:: Task material ::
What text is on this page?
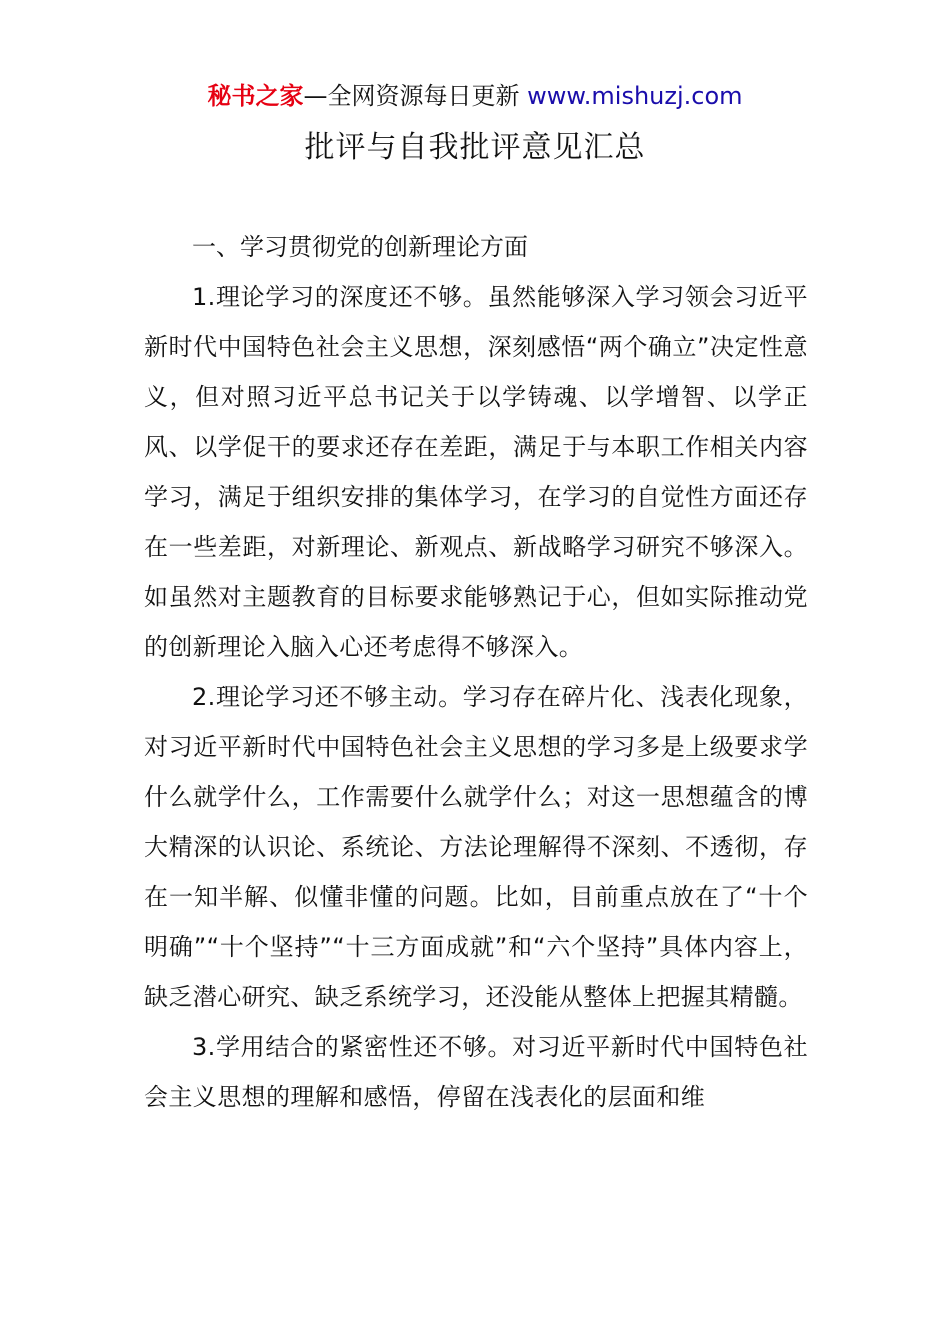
秘书之家—全网资源每日更新 www.mishuzj.com
批评与自我批评意见汇总

一、学习贯彻党的创新理论方面

1.理论学习的深度还不够。虽然能够深入学习领会习近平新时代中国特色社会主义思想，深刻感悟“两个确立”决定性意义，但对照习近平总书记关于以学铸魂、以学增智、以学正风、以学促干的要求还存在差距，满足于与本职工作相关内容学习，满足于组织安排的集体学习，在学习的自觉性方面还存在一些差距，对新理论、新观点、新战略学习研究不够深入。如虽然对主题教育的目标要求能够熟记于心，但如实际推动党的创新理论入脑入心还考虑得不够深入。

2.理论学习还不够主动。学习存在碎片化、浅表化现象，对习近平新时代中国特色社会主义思想的学习多是上级要求学什么就学什么，工作需要什么就学什么；对这一思想蕴含的博大精深的认识论、系统论、方法论理解得不深刻、不透彻，存在一知半解、似懂非懂的问题。比如，目前重点放在了“十个明确”“十个坚持”“十三方面成就”和“六个坚持”具体内容上，缺乏潜心研究、缺乏系统学习，还没能从整体上把握其精髓。

3.学用结合的紧密性还不够。对习近平新时代中国特色社会主义思想的理解和感悟，停留在浅表化的层面和维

:: To do ::
Extract all the entries word for word; omit any pictures.

:: Correct result ::
What text is on this page?
秘书之家—全网资源每日更新 www.mishuzj.com
批评与自我批评意见汇总

一、学习贯彻党的创新理论方面

1.理论学习的深度还不够。虽然能够深入学习领会习近平新时代中国特色社会主义思想，深刻感悟“两个确立”决定性意义，但对照习近平总书记关于以学铸魂、以学增智、以学正风、以学促干的要求还存在差距，满足于与本职工作相关内容学习，满足于组织安排的集体学习，在学习的自觉性方面还存在一些差距，对新理论、新观点、新战略学习研究不够深入。如虽然对主题教育的目标要求能够熟记于心，但如实际推动党的创新理论入脑入心还考虑得不够深入。

2.理论学习还不够主动。学习存在碎片化、浅表化现象，对习近平新时代中国特色社会主义思想的学习多是上级要求学什么就学什么，工作需要什么就学什么；对这一思想蕴含的博大精深的认识论、系统论、方法论理解得不深刻、不透彻，存在一知半解、似懂非懂的问题。比如，目前重点放在了“十个明确”“十个坚持”“十三方面成就”和“六个坚持”具体内容上，缺乏潜心研究、缺乏系统学习，还没能从整体上把握其精髓。

3.学用结合的紧密性还不够。对习近平新时代中国特色社会主义思想的理解和感悟，停留在浅表化的层面和维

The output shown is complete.